## STATED GOAL:
Transcribe the records below exactly.
>> BEGIN
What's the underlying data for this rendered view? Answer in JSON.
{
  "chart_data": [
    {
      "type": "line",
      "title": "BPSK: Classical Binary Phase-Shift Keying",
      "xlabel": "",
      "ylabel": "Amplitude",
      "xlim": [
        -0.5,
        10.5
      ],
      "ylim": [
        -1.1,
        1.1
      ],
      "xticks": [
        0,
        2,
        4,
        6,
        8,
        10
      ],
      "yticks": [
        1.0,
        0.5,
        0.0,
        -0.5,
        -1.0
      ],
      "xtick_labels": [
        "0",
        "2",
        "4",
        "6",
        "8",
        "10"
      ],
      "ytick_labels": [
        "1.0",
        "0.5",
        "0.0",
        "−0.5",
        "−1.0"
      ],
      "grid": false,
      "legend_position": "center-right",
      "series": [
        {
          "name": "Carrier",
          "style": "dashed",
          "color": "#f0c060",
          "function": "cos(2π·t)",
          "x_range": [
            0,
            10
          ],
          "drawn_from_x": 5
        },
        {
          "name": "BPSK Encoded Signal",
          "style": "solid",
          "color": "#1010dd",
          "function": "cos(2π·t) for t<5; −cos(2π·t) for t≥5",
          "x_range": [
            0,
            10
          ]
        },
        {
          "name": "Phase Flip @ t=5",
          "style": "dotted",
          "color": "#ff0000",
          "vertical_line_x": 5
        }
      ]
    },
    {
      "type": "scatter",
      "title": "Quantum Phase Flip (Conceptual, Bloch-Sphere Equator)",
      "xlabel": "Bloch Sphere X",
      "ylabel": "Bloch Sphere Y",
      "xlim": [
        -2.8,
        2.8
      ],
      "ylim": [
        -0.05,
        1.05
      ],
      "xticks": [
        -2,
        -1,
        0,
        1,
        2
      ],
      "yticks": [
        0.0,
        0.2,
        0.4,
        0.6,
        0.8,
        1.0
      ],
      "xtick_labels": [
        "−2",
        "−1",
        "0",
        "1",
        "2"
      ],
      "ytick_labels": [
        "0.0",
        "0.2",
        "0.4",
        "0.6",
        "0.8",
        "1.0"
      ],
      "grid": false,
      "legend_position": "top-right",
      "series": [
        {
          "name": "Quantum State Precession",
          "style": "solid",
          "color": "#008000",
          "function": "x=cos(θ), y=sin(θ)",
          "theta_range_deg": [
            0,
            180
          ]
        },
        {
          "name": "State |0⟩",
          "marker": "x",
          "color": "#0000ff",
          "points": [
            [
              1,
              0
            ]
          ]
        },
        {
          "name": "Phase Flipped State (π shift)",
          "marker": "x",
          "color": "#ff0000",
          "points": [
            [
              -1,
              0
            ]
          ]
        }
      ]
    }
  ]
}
>> END
## EXPECTED OUTPUT:
What's the underlying data for this rendered view? Answer in JSON.
{
  "chart_data": [
    {
      "type": "line",
      "title": "BPSK: Classical Binary Phase-Shift Keying",
      "xlabel": "",
      "ylabel": "Amplitude",
      "xlim": [
        -0.5,
        10.5
      ],
      "ylim": [
        -1.1,
        1.1
      ],
      "xticks": [
        0,
        2,
        4,
        6,
        8,
        10
      ],
      "yticks": [
        1.0,
        0.5,
        0.0,
        -0.5,
        -1.0
      ],
      "xtick_labels": [
        "0",
        "2",
        "4",
        "6",
        "8",
        "10"
      ],
      "ytick_labels": [
        "1.0",
        "0.5",
        "0.0",
        "−0.5",
        "−1.0"
      ],
      "grid": false,
      "legend_position": "center-right",
      "series": [
        {
          "name": "Carrier",
          "style": "dashed",
          "color": "#f0c060",
          "function": "cos(2π·t)",
          "x_range": [
            0,
            10
          ],
          "drawn_from_x": 5
        },
        {
          "name": "BPSK Encoded Signal",
          "style": "solid",
          "color": "#1010dd",
          "function": "cos(2π·t) for t<5; −cos(2π·t) for t≥5",
          "x_range": [
            0,
            10
          ]
        },
        {
          "name": "Phase Flip @ t=5",
          "style": "dotted",
          "color": "#ff0000",
          "vertical_line_x": 5
        }
      ]
    },
    {
      "type": "scatter",
      "title": "Quantum Phase Flip (Conceptual, Bloch-Sphere Equator)",
      "xlabel": "Bloch Sphere X",
      "ylabel": "Bloch Sphere Y",
      "xlim": [
        -2.8,
        2.8
      ],
      "ylim": [
        -0.05,
        1.05
      ],
      "xticks": [
        -2,
        -1,
        0,
        1,
        2
      ],
      "yticks": [
        0.0,
        0.2,
        0.4,
        0.6,
        0.8,
        1.0
      ],
      "xtick_labels": [
        "−2",
        "−1",
        "0",
        "1",
        "2"
      ],
      "ytick_labels": [
        "0.0",
        "0.2",
        "0.4",
        "0.6",
        "0.8",
        "1.0"
      ],
      "grid": false,
      "legend_position": "top-right",
      "series": [
        {
          "name": "Quantum State Precession",
          "style": "solid",
          "color": "#008000",
          "function": "x=cos(θ), y=sin(θ)",
          "theta_range_deg": [
            0,
            180
          ]
        },
        {
          "name": "State |0⟩",
          "marker": "x",
          "color": "#0000ff",
          "points": [
            [
              1,
              0
            ]
          ]
        },
        {
          "name": "Phase Flipped State (π shift)",
          "marker": "x",
          "color": "#ff0000",
          "points": [
            [
              -1,
              0
            ]
          ]
        }
      ]
    }
  ]
}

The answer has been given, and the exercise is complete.